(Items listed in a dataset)

▼

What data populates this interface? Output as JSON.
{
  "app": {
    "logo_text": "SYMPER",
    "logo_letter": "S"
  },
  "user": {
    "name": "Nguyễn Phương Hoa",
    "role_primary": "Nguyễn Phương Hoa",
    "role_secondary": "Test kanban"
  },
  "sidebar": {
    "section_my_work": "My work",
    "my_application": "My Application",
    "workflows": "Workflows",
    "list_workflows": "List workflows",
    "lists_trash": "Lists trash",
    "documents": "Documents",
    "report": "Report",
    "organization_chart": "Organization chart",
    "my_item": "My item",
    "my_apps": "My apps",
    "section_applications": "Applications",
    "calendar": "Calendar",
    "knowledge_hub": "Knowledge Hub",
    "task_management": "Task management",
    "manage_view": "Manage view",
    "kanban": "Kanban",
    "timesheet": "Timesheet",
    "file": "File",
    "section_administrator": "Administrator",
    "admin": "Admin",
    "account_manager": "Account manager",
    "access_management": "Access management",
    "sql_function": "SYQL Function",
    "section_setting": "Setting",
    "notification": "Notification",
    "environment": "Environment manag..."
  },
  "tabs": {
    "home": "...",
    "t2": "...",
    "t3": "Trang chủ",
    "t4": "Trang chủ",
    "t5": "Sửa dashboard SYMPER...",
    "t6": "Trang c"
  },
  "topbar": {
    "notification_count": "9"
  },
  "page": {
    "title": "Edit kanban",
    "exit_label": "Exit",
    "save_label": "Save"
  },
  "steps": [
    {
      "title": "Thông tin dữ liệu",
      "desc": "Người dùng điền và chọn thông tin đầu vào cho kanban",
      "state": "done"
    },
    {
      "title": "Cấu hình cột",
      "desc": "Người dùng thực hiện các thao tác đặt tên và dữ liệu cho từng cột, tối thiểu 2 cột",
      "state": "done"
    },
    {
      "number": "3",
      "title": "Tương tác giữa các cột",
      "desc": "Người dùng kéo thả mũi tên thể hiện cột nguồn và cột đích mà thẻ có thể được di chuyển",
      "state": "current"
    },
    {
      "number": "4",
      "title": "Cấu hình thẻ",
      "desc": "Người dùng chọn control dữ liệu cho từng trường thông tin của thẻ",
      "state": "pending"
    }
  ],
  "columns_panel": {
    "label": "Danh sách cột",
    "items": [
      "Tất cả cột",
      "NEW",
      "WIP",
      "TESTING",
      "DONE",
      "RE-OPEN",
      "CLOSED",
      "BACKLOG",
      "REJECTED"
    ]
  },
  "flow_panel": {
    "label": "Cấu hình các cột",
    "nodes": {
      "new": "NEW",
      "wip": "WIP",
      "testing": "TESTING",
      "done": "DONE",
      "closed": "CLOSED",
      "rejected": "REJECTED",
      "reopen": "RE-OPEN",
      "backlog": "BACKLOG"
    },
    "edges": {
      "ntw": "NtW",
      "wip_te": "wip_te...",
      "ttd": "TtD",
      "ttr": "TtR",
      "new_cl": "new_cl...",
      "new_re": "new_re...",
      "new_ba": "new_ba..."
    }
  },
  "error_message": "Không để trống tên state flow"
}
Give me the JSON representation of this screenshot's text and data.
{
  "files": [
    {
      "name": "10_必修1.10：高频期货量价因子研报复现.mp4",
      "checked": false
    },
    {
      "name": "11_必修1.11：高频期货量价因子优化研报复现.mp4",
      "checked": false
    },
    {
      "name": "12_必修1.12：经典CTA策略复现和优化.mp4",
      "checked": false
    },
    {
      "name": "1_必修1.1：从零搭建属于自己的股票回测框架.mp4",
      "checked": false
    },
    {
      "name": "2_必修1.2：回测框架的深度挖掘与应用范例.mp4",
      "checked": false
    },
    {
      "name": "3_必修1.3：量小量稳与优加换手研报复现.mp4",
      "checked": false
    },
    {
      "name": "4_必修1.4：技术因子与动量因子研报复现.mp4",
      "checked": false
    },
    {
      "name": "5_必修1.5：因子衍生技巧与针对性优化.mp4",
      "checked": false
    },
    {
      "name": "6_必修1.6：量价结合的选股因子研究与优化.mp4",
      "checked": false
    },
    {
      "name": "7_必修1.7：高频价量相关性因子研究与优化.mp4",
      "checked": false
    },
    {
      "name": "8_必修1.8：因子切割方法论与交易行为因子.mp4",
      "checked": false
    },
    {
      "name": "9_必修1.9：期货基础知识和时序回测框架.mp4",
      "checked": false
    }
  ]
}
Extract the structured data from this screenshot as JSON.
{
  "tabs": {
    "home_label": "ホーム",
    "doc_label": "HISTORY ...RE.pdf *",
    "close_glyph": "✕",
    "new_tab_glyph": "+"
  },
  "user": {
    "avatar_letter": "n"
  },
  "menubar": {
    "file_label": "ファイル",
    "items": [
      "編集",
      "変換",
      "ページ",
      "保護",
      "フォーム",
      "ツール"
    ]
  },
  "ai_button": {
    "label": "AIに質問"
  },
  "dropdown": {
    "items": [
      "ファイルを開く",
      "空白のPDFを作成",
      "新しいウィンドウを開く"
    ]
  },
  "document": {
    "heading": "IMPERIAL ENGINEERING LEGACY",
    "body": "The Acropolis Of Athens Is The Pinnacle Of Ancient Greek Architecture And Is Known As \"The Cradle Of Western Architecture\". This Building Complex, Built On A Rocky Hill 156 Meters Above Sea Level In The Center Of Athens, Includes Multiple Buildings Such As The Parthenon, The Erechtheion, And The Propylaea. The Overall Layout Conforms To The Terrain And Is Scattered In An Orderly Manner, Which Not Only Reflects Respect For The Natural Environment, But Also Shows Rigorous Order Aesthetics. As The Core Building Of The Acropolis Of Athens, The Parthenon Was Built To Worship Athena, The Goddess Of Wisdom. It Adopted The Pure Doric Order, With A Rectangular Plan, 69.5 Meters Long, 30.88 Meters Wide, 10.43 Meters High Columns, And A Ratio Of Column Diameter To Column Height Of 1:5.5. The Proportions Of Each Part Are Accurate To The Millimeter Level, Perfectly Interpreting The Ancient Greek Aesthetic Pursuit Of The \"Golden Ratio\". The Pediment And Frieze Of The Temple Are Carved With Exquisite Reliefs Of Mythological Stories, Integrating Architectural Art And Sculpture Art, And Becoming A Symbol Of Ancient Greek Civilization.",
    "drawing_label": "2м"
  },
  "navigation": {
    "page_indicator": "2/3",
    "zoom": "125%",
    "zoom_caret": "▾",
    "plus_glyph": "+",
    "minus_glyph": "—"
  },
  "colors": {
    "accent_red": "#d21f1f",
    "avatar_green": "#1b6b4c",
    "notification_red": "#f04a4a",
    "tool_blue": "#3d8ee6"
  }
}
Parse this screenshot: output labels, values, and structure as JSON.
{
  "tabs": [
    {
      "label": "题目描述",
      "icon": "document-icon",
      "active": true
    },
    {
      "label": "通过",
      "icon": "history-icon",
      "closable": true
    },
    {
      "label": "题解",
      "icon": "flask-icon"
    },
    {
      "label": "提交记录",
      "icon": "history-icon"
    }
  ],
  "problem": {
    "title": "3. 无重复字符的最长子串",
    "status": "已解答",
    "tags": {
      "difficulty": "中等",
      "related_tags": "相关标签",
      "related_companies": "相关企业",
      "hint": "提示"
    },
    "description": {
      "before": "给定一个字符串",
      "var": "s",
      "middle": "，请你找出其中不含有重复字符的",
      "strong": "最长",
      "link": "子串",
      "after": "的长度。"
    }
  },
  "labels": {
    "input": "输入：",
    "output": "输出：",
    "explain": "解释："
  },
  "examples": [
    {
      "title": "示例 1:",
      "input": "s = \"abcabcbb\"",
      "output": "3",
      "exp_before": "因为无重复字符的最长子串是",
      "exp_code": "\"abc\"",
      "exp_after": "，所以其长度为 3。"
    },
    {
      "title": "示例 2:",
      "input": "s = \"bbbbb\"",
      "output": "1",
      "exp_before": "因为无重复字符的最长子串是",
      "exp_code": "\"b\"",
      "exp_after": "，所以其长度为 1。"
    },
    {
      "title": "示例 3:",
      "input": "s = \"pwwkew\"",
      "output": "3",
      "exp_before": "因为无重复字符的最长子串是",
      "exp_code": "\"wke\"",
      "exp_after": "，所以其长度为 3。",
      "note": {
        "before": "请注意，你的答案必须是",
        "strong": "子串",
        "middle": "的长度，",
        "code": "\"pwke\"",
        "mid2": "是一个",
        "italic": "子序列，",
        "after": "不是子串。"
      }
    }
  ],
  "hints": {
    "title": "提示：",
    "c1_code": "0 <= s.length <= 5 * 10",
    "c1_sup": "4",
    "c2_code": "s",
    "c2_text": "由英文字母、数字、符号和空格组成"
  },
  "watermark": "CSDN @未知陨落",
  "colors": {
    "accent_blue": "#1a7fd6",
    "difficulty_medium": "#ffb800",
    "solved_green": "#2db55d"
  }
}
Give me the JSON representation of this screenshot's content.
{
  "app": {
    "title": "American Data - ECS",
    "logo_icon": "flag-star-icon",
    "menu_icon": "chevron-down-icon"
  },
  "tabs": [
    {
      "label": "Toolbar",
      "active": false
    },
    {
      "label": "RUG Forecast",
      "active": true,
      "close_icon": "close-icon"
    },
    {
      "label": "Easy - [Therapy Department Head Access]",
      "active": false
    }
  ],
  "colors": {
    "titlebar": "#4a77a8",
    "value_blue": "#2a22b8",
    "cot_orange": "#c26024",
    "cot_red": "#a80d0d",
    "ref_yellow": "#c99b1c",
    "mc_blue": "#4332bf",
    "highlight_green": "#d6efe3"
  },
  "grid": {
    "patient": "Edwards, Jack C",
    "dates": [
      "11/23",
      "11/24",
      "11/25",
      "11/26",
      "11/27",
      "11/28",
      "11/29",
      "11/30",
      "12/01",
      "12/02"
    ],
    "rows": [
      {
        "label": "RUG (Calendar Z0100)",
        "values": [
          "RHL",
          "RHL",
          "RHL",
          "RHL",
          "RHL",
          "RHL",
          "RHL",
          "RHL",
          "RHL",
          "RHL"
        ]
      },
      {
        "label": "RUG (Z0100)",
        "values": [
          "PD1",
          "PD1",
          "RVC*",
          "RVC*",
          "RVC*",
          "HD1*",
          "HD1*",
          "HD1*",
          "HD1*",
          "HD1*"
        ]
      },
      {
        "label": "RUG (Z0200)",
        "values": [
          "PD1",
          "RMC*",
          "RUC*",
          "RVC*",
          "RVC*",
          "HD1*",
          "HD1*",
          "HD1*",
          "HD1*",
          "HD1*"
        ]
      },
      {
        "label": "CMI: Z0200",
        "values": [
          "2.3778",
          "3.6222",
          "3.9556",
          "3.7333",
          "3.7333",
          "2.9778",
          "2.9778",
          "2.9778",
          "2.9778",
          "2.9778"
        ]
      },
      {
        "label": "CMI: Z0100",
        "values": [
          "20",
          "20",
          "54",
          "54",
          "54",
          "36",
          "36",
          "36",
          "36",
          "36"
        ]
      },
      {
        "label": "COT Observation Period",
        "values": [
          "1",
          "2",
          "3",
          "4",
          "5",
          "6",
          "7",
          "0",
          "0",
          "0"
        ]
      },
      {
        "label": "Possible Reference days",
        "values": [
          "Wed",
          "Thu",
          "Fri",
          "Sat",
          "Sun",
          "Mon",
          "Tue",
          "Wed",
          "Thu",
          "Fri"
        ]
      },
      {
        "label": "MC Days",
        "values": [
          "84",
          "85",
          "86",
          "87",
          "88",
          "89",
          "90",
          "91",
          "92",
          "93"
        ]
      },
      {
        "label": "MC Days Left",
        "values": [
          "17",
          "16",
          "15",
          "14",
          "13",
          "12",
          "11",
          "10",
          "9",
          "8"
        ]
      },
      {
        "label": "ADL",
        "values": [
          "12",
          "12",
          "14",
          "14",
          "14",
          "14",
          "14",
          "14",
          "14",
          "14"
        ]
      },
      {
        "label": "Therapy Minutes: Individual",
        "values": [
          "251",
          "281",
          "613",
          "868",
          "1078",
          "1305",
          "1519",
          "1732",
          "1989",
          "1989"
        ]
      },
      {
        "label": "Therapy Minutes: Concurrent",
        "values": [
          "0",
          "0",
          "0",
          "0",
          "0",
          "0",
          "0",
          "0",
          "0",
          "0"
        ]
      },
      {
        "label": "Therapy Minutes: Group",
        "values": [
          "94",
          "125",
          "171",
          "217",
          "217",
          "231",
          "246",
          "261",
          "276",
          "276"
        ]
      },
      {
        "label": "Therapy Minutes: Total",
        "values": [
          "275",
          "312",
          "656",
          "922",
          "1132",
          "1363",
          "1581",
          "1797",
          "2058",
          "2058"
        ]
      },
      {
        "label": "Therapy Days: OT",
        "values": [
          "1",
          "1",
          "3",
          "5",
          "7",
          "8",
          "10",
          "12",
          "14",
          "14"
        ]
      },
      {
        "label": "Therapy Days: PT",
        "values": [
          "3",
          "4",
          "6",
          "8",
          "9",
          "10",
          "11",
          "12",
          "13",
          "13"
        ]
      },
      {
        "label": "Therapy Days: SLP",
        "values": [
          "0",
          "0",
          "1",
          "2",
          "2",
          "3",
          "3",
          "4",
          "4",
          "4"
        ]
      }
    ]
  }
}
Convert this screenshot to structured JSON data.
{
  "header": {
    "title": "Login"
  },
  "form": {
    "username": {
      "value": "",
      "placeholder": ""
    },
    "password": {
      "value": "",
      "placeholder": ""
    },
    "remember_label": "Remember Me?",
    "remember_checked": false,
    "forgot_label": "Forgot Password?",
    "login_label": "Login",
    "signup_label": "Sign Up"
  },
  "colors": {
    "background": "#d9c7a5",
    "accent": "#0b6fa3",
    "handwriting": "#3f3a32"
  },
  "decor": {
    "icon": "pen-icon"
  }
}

▲

# EXERCISE OBJECTIVE
From the line that contains "Convert this screenshot" to the last line of the material above, repeat every line exactly, keeping both the first and the last.

# EXERCISE RESPONSE
Convert this screenshot to structured JSON data.
{
  "header": {
    "title": "Login"
  },
  "form": {
    "username": {
      "value": "",
      "placeholder": ""
    },
    "password": {
      "value": "",
      "placeholder": ""
    },
    "remember_label": "Remember Me?",
    "remember_checked": false,
    "forgot_label": "Forgot Password?",
    "login_label": "Login",
    "signup_label": "Sign Up"
  },
  "colors": {
    "background": "#d9c7a5",
    "accent": "#0b6fa3",
    "handwriting": "#3f3a32"
  },
  "decor": {
    "icon": "pen-icon"
  }
}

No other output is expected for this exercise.